SELECTION —
----------
The state Board of Canvassars is scheduled to review the anti-bridge proposal on Monday, but the new opposition group is expected to file its legal arguments later today.

Two high-profile attorneys retained by the group — John Pirich of Honingman Miller and Mike Hodge of Miller Canfield — suggested the proposal is legally flawed, does not meet the standards for a constitutional amendment and may put other Michigan bridge projects in jeopardy.

Pirich pointed to the ballot petition language, arguing that it does not include republication of at least three existing constitutional provisions that would be altered or abrogated, as required by state law.

“This is a grave error and should result in the board having no difficulty in not certifying this petition,” he said.

Mike Hodge of Miller Canfield said the proposal includes sloppy language that could jeopardize dozens of bridge projects around the state.

Specifically, the proposal would require a public vote for any international crossing, but it loosely defines such a crossing as “any bridge or tunnel which is not open to the public and serving traffic” by the end of the year.

“Inadvertantly or purposefully, this effects every bridge that is under construction in Michigan or any bridge planned to be developed,” Hodge said, noting that the definition does not include any references to geography or jurisdiction.

Andy Johnston, vice president of government affairs for the Grand Rapids Regional Chamber, said the proposal could threaten several major construction projects in West Michigan, including reconstruction of the 112th Avenue bridge over I-96, which would pave the way for a larger project that includes a new bridge over the Grand River.

“It’s really frustrating to be here,” Johnston said from a room on the fourth floor of the state capitol building. “It’s frustrating because this proposal is so counter-productive to moving Michigan forward.”

Hodge also pointed out that the proposal does not make exceptions for natural disasters or terrorist attacks on existing bridges, meaning reconstruction would require a public vote in a future election cycle, which could take as long as two years.

“The long and short of it is that this is an impossible proposal,” Hodge said. “It’s bad for Michigan. It’s bad for all of us, and it was not well-thought out when it was drafted.”

The People Should Decide, a ballot committee funded entirely by Moroun companies, contends that the $2.1 billion bridge project could end up costing Michigan taxpayers and is not justified by current traffic.

Spokesman Mickey Blashfield was not immediately available for comment this afternoon, but said in an earlier statement that he has no doubt the proposal is in compliance with Michigan law and dismissed the suggestion it would impact domestic projects.

“More than 600,000 Michigan voters signed our petition because they wanted a say in the matter,” he said.
----------
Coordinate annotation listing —
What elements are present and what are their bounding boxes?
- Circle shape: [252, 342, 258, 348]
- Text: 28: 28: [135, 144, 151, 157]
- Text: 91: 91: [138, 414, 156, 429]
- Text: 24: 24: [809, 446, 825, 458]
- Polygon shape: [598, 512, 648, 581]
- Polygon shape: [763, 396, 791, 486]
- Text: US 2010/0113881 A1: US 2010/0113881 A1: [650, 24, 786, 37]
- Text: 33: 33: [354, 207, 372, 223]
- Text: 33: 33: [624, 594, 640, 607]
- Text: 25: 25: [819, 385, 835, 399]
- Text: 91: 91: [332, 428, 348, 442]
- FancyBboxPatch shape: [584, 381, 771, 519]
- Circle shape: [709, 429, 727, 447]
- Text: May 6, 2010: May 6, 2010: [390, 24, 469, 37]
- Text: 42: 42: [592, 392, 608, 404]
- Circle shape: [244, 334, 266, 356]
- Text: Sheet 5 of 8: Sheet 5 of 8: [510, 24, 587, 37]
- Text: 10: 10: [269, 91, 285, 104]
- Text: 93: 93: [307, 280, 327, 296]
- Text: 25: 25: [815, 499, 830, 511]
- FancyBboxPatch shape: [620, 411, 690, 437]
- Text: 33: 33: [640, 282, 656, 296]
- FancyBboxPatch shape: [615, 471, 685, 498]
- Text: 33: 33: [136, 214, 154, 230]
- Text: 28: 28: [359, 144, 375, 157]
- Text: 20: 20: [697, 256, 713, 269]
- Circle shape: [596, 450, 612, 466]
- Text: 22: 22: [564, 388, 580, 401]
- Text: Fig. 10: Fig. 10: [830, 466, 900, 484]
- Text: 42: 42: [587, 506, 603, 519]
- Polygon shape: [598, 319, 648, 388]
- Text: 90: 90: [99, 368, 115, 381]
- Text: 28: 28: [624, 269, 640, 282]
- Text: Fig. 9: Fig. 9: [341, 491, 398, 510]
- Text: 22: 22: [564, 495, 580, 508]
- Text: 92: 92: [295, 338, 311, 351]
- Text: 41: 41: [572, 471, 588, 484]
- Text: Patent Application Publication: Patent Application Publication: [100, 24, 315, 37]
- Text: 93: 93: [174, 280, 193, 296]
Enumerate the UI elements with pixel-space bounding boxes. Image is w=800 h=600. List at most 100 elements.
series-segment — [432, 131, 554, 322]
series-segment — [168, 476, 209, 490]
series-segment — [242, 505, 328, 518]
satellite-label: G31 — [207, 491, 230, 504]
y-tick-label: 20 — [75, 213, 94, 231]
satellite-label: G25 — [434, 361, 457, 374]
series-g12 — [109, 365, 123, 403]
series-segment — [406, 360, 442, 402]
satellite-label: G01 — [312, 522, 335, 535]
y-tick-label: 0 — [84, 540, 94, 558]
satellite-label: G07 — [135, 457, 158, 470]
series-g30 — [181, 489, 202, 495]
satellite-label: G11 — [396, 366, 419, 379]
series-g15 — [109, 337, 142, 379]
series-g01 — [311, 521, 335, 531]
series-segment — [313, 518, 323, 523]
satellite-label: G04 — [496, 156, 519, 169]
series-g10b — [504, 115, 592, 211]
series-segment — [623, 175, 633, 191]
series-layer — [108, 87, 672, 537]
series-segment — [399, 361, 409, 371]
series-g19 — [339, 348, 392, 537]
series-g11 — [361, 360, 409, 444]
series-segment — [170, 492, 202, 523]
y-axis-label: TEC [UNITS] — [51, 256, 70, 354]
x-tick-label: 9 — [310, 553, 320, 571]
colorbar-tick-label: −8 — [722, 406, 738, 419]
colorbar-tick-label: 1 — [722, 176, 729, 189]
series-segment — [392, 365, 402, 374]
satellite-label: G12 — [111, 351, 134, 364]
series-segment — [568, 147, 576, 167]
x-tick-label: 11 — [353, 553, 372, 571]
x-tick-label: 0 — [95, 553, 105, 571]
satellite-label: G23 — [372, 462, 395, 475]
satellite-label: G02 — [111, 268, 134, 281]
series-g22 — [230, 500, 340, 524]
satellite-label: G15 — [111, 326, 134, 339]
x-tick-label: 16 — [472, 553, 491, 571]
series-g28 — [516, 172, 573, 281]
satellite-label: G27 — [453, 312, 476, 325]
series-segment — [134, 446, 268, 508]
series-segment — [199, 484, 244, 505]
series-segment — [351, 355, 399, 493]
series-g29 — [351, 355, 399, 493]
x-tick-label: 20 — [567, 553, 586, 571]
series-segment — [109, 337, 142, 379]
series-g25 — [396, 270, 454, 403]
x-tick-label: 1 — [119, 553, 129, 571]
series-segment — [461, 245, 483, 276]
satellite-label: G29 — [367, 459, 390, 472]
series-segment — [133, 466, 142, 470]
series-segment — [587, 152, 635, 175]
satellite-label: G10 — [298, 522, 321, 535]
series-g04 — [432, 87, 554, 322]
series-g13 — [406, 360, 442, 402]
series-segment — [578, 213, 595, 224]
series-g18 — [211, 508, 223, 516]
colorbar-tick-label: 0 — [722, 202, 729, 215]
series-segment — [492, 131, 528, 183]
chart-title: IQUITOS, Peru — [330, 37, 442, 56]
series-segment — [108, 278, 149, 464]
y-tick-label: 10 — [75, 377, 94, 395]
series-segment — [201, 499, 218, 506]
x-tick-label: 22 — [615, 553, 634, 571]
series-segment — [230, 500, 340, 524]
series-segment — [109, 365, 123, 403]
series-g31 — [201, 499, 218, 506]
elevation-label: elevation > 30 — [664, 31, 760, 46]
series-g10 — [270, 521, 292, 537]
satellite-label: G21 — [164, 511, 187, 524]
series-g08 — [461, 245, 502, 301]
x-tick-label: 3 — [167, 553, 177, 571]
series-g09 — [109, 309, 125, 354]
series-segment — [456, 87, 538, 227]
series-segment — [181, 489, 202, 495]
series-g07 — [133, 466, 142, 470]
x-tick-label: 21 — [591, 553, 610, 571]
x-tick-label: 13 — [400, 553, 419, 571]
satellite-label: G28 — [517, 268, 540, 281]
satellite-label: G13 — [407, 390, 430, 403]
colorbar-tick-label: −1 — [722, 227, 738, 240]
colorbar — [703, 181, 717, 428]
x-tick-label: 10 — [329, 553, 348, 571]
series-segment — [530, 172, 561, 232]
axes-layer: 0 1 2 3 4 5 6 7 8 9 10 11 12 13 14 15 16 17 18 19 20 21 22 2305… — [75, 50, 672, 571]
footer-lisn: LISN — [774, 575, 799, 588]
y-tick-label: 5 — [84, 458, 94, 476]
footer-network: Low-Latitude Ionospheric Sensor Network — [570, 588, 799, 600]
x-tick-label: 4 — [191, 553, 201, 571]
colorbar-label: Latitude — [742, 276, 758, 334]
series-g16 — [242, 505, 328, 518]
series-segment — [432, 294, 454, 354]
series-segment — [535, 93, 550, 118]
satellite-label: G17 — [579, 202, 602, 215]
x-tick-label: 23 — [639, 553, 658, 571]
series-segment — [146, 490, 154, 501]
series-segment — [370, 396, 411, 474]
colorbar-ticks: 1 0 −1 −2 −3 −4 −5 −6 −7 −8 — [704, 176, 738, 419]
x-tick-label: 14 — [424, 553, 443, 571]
----------
TASK REQUIREMENTS — Can you copy word for word the part of the bridge article above that opens with the words containing "Two high-profile attorneys" and closes with "by state law."?

ANSWER TO THE EXERCISE —
Two high-profile attorneys retained by the group — John Pirich of Honingman Miller and Mike Hodge of Miller Canfield — suggested the proposal is legally flawed, does not meet the standards for a constitutional amendment and may put other Michigan bridge projects in jeopardy.

Pirich pointed to the ballot petition language, arguing that it does not include republication of at least three existing constitutional provisions that would be altered or abrogated, as required by state law.